[Data entries]
= = = =
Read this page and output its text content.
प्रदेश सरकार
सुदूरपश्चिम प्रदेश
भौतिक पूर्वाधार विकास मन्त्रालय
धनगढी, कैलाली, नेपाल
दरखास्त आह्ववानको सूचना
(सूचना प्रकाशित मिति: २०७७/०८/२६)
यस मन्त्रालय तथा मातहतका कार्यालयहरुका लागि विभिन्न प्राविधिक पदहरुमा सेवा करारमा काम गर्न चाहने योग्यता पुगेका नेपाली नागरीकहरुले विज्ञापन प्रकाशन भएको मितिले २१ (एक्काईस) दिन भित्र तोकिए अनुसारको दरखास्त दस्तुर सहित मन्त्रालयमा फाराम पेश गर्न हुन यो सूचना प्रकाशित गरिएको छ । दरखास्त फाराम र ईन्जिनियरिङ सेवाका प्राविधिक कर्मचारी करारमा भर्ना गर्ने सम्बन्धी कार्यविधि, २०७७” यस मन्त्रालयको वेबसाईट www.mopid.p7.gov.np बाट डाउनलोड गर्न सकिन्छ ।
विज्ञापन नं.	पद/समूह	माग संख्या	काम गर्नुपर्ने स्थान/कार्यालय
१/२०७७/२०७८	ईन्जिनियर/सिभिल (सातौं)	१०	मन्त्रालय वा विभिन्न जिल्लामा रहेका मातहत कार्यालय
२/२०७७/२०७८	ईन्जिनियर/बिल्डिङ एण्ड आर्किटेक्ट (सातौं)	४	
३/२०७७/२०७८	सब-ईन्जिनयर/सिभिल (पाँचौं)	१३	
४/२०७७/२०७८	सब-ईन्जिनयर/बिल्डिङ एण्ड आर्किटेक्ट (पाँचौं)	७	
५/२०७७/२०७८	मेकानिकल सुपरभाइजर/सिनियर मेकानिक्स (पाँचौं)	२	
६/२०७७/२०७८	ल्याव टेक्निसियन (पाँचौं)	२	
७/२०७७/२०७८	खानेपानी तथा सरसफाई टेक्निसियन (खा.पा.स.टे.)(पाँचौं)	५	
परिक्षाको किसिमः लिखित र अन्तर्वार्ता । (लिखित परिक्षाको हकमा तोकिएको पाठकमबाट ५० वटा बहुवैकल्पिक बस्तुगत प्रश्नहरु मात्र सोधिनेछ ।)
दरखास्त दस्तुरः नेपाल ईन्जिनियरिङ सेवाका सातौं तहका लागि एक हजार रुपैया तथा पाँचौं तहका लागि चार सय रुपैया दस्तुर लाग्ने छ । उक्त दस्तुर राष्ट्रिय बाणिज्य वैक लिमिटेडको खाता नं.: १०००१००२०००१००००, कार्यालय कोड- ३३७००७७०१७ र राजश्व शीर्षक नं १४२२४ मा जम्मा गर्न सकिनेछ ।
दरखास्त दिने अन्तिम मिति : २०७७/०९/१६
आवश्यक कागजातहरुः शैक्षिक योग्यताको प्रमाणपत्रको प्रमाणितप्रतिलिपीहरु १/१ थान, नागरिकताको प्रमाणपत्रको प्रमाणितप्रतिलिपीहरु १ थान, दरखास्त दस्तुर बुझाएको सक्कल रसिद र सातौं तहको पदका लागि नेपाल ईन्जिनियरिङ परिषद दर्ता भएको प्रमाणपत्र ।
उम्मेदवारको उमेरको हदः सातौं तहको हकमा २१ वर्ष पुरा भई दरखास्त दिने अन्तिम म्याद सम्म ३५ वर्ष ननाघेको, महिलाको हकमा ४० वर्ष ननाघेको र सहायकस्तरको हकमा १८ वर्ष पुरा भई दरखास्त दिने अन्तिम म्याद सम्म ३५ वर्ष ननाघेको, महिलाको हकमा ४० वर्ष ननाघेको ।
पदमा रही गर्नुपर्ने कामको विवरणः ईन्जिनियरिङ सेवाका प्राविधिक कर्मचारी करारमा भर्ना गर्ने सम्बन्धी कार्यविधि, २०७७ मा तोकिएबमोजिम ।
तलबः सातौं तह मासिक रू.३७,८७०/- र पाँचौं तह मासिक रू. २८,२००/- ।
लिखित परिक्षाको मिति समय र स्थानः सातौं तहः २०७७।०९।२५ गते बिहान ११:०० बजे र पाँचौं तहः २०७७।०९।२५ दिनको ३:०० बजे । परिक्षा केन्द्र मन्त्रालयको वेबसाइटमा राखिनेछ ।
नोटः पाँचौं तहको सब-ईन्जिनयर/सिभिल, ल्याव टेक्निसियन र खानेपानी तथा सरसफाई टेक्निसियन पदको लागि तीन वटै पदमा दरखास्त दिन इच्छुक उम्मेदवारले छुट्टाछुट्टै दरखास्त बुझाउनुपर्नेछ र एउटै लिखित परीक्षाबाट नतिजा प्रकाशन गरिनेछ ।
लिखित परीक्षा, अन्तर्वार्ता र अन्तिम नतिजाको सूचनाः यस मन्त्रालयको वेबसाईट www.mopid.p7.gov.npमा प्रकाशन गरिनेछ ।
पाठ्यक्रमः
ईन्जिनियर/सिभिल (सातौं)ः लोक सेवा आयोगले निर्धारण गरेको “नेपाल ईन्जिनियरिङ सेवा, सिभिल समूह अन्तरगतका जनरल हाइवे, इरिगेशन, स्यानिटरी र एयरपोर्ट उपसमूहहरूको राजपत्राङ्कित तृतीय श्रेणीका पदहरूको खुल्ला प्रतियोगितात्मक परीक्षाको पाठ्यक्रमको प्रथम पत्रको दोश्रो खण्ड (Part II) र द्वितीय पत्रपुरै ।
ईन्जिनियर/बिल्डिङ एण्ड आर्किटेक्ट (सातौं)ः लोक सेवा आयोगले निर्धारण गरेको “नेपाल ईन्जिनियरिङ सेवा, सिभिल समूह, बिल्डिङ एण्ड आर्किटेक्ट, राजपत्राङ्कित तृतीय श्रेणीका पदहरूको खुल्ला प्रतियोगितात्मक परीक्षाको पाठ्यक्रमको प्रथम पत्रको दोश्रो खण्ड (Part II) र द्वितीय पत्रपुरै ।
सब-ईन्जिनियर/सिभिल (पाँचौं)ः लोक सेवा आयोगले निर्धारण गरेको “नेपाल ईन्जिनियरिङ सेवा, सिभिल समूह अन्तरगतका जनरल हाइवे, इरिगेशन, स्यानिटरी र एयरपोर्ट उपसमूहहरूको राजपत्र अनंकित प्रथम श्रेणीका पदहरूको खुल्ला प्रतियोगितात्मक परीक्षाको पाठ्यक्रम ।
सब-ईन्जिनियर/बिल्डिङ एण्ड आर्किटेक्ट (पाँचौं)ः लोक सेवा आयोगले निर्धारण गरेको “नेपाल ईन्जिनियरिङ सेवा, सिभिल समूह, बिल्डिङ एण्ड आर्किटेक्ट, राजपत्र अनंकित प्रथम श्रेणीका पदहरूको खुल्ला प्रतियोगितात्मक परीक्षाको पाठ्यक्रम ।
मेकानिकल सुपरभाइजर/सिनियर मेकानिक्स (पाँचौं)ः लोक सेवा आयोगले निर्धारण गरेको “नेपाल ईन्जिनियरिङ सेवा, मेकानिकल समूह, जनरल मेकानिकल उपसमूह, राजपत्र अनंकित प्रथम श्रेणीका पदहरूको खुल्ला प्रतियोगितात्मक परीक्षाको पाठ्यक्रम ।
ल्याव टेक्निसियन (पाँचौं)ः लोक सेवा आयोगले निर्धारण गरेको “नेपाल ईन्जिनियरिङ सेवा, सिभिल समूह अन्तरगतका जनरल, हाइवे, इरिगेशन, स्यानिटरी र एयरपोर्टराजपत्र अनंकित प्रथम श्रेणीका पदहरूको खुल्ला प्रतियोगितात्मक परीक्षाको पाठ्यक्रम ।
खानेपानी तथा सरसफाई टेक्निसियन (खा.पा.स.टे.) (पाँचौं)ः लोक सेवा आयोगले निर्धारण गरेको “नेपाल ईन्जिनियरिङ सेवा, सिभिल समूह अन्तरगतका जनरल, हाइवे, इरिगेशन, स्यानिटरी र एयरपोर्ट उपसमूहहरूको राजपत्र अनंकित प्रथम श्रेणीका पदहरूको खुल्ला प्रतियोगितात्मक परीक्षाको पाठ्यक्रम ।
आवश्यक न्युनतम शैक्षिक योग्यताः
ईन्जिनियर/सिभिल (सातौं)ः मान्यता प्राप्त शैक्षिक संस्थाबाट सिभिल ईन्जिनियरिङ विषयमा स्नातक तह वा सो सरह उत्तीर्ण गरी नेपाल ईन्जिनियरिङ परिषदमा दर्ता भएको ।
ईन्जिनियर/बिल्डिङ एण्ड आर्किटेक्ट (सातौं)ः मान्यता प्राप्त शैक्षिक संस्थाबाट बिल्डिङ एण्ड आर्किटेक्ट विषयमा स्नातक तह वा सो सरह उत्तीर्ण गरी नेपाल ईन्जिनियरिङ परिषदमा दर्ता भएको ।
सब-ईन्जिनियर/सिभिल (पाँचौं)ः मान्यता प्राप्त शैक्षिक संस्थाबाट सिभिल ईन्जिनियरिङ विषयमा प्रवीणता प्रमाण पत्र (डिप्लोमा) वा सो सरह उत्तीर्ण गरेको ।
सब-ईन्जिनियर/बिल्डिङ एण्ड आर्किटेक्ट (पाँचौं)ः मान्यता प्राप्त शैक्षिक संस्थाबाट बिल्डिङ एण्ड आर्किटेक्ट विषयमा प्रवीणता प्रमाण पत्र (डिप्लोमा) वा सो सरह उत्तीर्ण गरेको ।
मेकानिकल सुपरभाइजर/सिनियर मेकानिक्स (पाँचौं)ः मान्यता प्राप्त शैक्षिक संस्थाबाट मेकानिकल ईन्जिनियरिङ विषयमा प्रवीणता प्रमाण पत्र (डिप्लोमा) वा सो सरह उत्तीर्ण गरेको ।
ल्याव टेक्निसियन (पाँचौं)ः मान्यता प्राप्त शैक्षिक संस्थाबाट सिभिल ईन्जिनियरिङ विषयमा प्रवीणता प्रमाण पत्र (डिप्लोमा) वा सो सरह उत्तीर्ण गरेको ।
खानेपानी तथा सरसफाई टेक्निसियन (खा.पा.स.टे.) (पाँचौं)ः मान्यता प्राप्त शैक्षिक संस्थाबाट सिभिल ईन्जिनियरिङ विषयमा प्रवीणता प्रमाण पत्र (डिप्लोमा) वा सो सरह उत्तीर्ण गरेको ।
= = = =
Each line above that includes "mopid" counts once; state the total and nothing more.

2